WORK REQUIRED: Reproduce the listing below without changes, except that pictures are left out.

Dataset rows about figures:

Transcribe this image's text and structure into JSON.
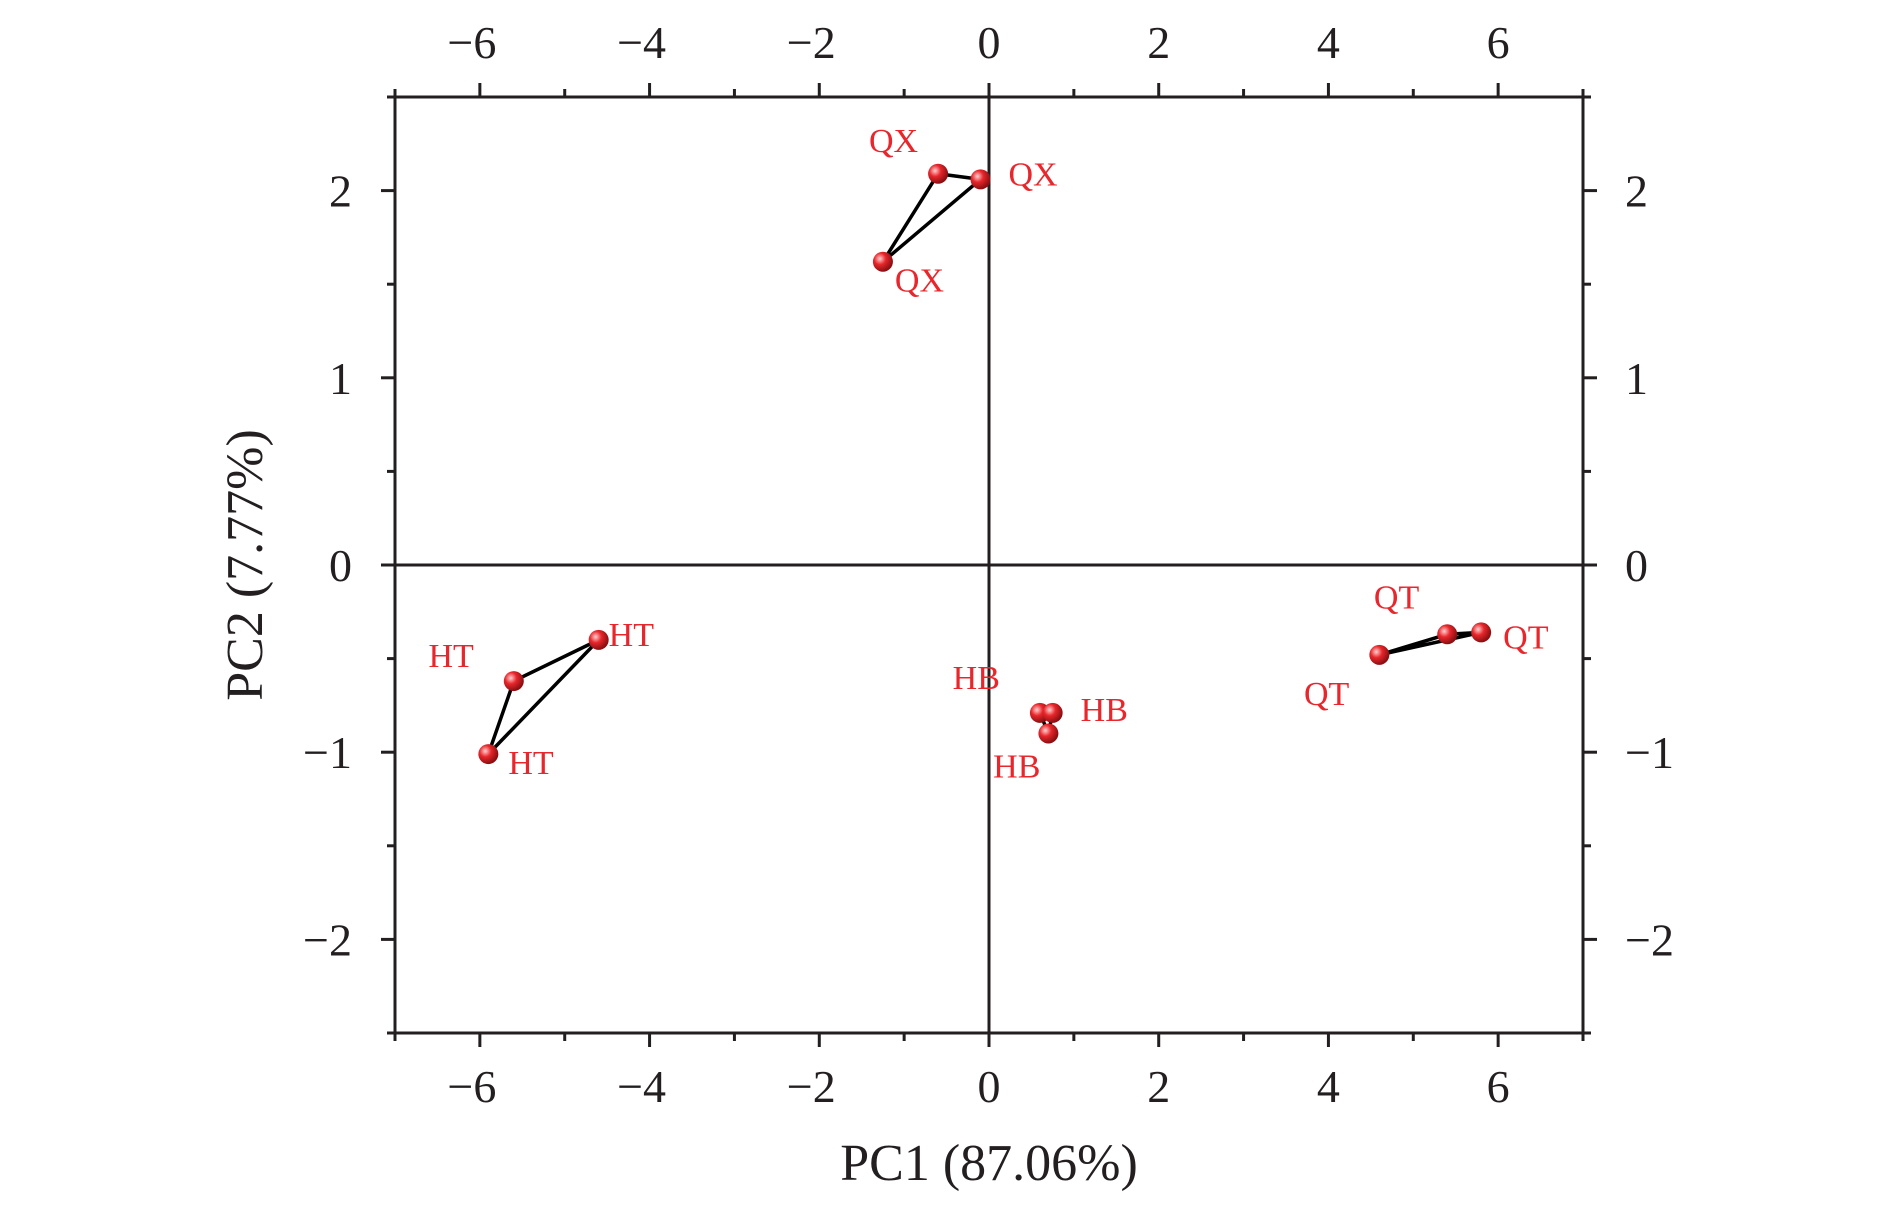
{
  "chart_data": {
    "type": "scatter",
    "title": "",
    "xlabel": "PC1 (87.06%)",
    "ylabel": "PC2 (7.77%)",
    "xlim": [
      -7,
      7
    ],
    "ylim": [
      -2.5,
      2.5
    ],
    "x_ticks": [
      -6,
      -4,
      -2,
      0,
      2,
      4,
      6
    ],
    "y_ticks": [
      -2,
      -1,
      0,
      1,
      2
    ],
    "x_tick_labels": [
      "−6",
      "−4",
      "−2",
      "0",
      "2",
      "4",
      "6"
    ],
    "y_tick_labels": [
      "−2",
      "−1",
      "0",
      "1",
      "2"
    ],
    "grid": false,
    "zero_lines": true,
    "mirror_axes": true,
    "point_color": "#e8262b",
    "hull_color": "#000000",
    "groups": [
      {
        "points": [
          {
            "x": -0.6,
            "y": 2.09,
            "label": "QX"
          },
          {
            "x": -0.1,
            "y": 2.06,
            "label": "QX"
          },
          {
            "x": -1.25,
            "y": 1.62,
            "label": "QX"
          }
        ]
      },
      {
        "points": [
          {
            "x": -4.6,
            "y": -0.4,
            "label": "HT"
          },
          {
            "x": -5.6,
            "y": -0.62,
            "label": "HT"
          },
          {
            "x": -5.9,
            "y": -1.01,
            "label": "HT"
          }
        ]
      },
      {
        "points": [
          {
            "x": 0.6,
            "y": -0.79,
            "label": "HB"
          },
          {
            "x": 0.75,
            "y": -0.79,
            "label": "HB"
          },
          {
            "x": 0.7,
            "y": -0.9,
            "label": "HB"
          }
        ]
      },
      {
        "points": [
          {
            "x": 5.4,
            "y": -0.37,
            "label": "QT"
          },
          {
            "x": 5.8,
            "y": -0.36,
            "label": "QT"
          },
          {
            "x": 4.6,
            "y": -0.48,
            "label": "QT"
          }
        ]
      }
    ]
  }
}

RESPONSE:
Transcribe this image's text and structure into JSON.
{
  "chart_data": {
    "type": "scatter",
    "title": "",
    "xlabel": "PC1 (87.06%)",
    "ylabel": "PC2 (7.77%)",
    "xlim": [
      -7,
      7
    ],
    "ylim": [
      -2.5,
      2.5
    ],
    "x_ticks": [
      -6,
      -4,
      -2,
      0,
      2,
      4,
      6
    ],
    "y_ticks": [
      -2,
      -1,
      0,
      1,
      2
    ],
    "x_tick_labels": [
      "−6",
      "−4",
      "−2",
      "0",
      "2",
      "4",
      "6"
    ],
    "y_tick_labels": [
      "−2",
      "−1",
      "0",
      "1",
      "2"
    ],
    "grid": false,
    "zero_lines": true,
    "mirror_axes": true,
    "point_color": "#e8262b",
    "hull_color": "#000000",
    "groups": [
      {
        "points": [
          {
            "x": -0.6,
            "y": 2.09,
            "label": "QX"
          },
          {
            "x": -0.1,
            "y": 2.06,
            "label": "QX"
          },
          {
            "x": -1.25,
            "y": 1.62,
            "label": "QX"
          }
        ]
      },
      {
        "points": [
          {
            "x": -4.6,
            "y": -0.4,
            "label": "HT"
          },
          {
            "x": -5.6,
            "y": -0.62,
            "label": "HT"
          },
          {
            "x": -5.9,
            "y": -1.01,
            "label": "HT"
          }
        ]
      },
      {
        "points": [
          {
            "x": 0.6,
            "y": -0.79,
            "label": "HB"
          },
          {
            "x": 0.75,
            "y": -0.79,
            "label": "HB"
          },
          {
            "x": 0.7,
            "y": -0.9,
            "label": "HB"
          }
        ]
      },
      {
        "points": [
          {
            "x": 5.4,
            "y": -0.37,
            "label": "QT"
          },
          {
            "x": 5.8,
            "y": -0.36,
            "label": "QT"
          },
          {
            "x": 4.6,
            "y": -0.48,
            "label": "QT"
          }
        ]
      }
    ]
  }
}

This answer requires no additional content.